Tıpkı daha önceki münferit olaylar ve İzmir, Elazığ depremlerinin gösterdiği gibi…
Kentsel dönüşüm yapılması düşünülen bir alandaki konut ve işyeri sahipleri kendileri bir müteahhitle anlaşabilecekleri gibi devlet de bu dönüşümü yapabiliyor. Uygulama daha çok halkın kendisinin müteahhitlerle anlaşması yoluyla oluyor. Ancak bunun hiçbir garantisi, yaptırımı yok.
Fikirtepe örneğinde olduğu gibi insanlar mağdur olabiliyor. Müteahhit firma projeyi yarım bıraktığında, yapmadığında halkın mağduriyetinin nasıl giderileceği güvence altında değil. Fikirtepe’de müteahhit firma projeyi tamamlamadı ve hukuken yapılması gereken diğer işlemler bitmediğinden başka bir firmaya da devredilemeyen proje 10 yılı aşkın süredir beklemede. Geçen zamanda evlerini boşaltan insanlar mağdur. Basına da yansıdığı gibi çadırda yaşayanlar dahi var.
“Riskli” binalar
Afet Yasası hükümlerinden bahsetmek gerekirse, önemli bir konu olarak riskli alan olarak belirlenen alanda itirazlar yapılsa da alan içinde kalan yapılar yıkılacaktır. Riskli bina için binadan birinin başvurması yeterli ama bu araştırmanın kim tarafından ne şekilde yapılacağı belli değil.
Kentsel dönüşüm yapılacak alandaki konut sahiplerine kira yardımı yapılacağı yasayla düzenleniyor ancak ödenecek olan tutarlar kira bedelini karşılamaktan çok uzak. Seçim döneminde bu rakamlar yükselse de hala gerçekçi değil.
Dönüşüme giren evin bedeli olarak hesaplanacak bedel ise sadece enkaz bedeli ve dönüşümün maliyetinden düşürülerek ev sahipleri kalan tutar için ödeme yapmak zorunda bırakılıyor. Zaten hayatları boyunca çalışıp ancak bir ev sahibi olmuş bu insanların yeniden ev kredisi ödemesi, ödeyebilmesi çok zordur.
TOKİ
Pratikte olan ise şöyle: Binada yaşayanlar, çıkarılan bu borcu ödeyemedikleri için evlerinin yerine yapılacak olan yeni binadan bir daire alamıyor. Bu sebeple başka yerlere taşınmak zorunda kalan insanlar bu bölgeden gönderilmiş oluyor. Bu bir nevi sürgün... İnsanlar büyük şehirlere ilk geldikleri zamanlarda olduğu gibi yine şehrin çeperlerinde yaşamak zorunda bırakılıyor. Zaman içinde şehrin merkezinde kalan ve değeri artan bölgeler halka layık görülmeyip başkalarına peşkeş çekiliyor.

════════════════

### İstenenler
1 > Kentsel dönüşüm metninde adı geçen bütün yer adlarını sıralayın.
2 > Kentsel dönüşüm metnini kaldığı yerden devam ettirin.

════════════════

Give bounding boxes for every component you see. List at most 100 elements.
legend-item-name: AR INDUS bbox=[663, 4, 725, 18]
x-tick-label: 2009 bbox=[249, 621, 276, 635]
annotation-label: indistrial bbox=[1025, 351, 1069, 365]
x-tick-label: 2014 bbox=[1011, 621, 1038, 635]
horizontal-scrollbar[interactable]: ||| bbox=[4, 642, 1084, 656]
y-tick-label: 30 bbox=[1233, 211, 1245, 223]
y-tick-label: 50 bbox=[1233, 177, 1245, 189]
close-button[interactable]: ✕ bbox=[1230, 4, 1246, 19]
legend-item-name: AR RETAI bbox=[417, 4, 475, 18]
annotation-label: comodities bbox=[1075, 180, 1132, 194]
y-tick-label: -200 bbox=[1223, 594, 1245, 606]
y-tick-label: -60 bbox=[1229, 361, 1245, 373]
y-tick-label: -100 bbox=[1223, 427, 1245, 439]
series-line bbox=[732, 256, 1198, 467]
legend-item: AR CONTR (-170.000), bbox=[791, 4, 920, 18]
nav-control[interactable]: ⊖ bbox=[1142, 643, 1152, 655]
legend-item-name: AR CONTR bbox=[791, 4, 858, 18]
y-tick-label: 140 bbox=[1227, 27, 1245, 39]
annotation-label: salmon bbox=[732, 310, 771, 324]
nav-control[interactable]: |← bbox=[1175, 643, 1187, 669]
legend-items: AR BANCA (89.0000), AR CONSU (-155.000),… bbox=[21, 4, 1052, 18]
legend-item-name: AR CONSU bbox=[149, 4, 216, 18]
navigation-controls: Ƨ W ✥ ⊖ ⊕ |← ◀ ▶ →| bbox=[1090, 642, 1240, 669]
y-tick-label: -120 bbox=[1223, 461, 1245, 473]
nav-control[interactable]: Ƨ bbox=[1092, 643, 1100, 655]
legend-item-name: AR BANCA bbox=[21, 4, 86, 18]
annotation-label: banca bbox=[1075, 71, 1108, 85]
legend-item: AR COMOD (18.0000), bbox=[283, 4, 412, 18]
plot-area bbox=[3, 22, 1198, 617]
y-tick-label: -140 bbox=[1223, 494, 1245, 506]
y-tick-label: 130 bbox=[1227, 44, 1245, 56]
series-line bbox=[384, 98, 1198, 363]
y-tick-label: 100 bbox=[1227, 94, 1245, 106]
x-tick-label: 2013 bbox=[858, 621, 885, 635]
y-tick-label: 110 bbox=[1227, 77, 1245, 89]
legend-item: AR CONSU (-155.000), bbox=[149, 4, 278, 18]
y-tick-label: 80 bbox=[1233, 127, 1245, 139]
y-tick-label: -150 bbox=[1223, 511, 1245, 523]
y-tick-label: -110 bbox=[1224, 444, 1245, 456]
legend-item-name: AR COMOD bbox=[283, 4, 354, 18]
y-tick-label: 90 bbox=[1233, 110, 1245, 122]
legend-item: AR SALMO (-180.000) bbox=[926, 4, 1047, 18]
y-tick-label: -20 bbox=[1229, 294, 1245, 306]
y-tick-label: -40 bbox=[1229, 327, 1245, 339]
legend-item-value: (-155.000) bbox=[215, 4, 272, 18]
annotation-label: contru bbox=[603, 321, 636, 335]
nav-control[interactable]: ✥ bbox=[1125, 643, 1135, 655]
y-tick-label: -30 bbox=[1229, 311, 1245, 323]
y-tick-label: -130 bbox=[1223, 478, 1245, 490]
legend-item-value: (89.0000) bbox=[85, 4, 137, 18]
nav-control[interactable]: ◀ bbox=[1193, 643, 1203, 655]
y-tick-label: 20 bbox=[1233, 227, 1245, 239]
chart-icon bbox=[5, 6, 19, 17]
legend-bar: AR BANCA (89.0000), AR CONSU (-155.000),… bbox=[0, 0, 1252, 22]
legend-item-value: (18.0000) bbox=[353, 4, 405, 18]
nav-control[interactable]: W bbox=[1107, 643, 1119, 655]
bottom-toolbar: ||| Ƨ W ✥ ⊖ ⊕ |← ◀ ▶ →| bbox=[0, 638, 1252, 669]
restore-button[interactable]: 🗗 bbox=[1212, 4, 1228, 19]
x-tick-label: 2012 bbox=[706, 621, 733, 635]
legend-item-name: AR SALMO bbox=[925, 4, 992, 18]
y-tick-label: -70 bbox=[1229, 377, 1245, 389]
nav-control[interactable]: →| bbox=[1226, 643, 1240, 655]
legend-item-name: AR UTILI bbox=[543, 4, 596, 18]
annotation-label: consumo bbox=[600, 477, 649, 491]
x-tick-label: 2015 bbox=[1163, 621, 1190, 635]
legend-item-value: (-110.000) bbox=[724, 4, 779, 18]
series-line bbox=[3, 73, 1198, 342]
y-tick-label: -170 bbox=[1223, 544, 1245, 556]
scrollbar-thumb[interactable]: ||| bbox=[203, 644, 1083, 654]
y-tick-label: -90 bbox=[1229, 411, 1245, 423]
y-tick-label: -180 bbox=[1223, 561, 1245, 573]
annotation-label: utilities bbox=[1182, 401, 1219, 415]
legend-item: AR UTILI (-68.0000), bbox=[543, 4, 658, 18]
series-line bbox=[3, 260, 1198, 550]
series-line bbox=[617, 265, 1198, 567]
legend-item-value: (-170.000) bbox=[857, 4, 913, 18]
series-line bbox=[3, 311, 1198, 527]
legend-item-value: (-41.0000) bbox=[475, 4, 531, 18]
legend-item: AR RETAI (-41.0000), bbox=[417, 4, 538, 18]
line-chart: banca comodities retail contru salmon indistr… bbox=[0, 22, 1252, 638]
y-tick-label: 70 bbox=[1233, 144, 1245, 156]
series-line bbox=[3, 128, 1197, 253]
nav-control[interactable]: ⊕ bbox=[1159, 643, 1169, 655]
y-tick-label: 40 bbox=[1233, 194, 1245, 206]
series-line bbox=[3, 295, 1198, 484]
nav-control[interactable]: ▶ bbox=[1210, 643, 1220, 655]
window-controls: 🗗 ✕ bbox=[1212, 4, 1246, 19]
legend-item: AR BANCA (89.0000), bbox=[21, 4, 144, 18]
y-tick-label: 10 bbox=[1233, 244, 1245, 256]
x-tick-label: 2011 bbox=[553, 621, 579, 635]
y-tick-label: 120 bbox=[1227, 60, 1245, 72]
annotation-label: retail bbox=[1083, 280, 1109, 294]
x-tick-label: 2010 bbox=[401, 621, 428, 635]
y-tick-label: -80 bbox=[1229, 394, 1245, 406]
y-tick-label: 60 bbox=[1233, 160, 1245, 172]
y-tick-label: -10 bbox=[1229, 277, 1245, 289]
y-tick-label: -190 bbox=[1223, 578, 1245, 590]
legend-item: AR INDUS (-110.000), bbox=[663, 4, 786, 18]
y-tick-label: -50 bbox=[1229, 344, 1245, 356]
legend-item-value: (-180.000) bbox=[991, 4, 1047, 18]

════════════════

### Yanıtlar
1 > İzmir, Elazığ, Fikirtepe

2 >
Ayrıca bölge halkının burada kalamayacağı anlaşıldığında dönüşüm öncesi sözleşmede, orada yaşayan halk için şehirden çok uzakta, henüz yolu ve altyapısı yapılmamış yerlerde TOKİ tarafında konutlar yapılması planlanıyor. Bunlar da yüksek fiyatlarla satılıyor. İnsanlar 15-20 yıl taksit ödemek zorunda kalıyor.
TOKİ tarafından yapılan bu evler hem insanlık onuruna hem de mevzuata aykırı. Daha inşaatı bitmeden sel basan TOKİ konutlarının görüntüleri aklımızda. Yine yapıldıktan sonra bir ya da iki yıl içinde duvarları çatlayan, su akıtan, daha başlangıçtan sıkıntılı olan yapılar var. İstanbul’da yapılan pek çok TOKİ konutunun depreme dayanıksız olduğu, daha yapım aşamasında ya da takip eden bir-iki yıl içinde hasarlı olduğu görüldü.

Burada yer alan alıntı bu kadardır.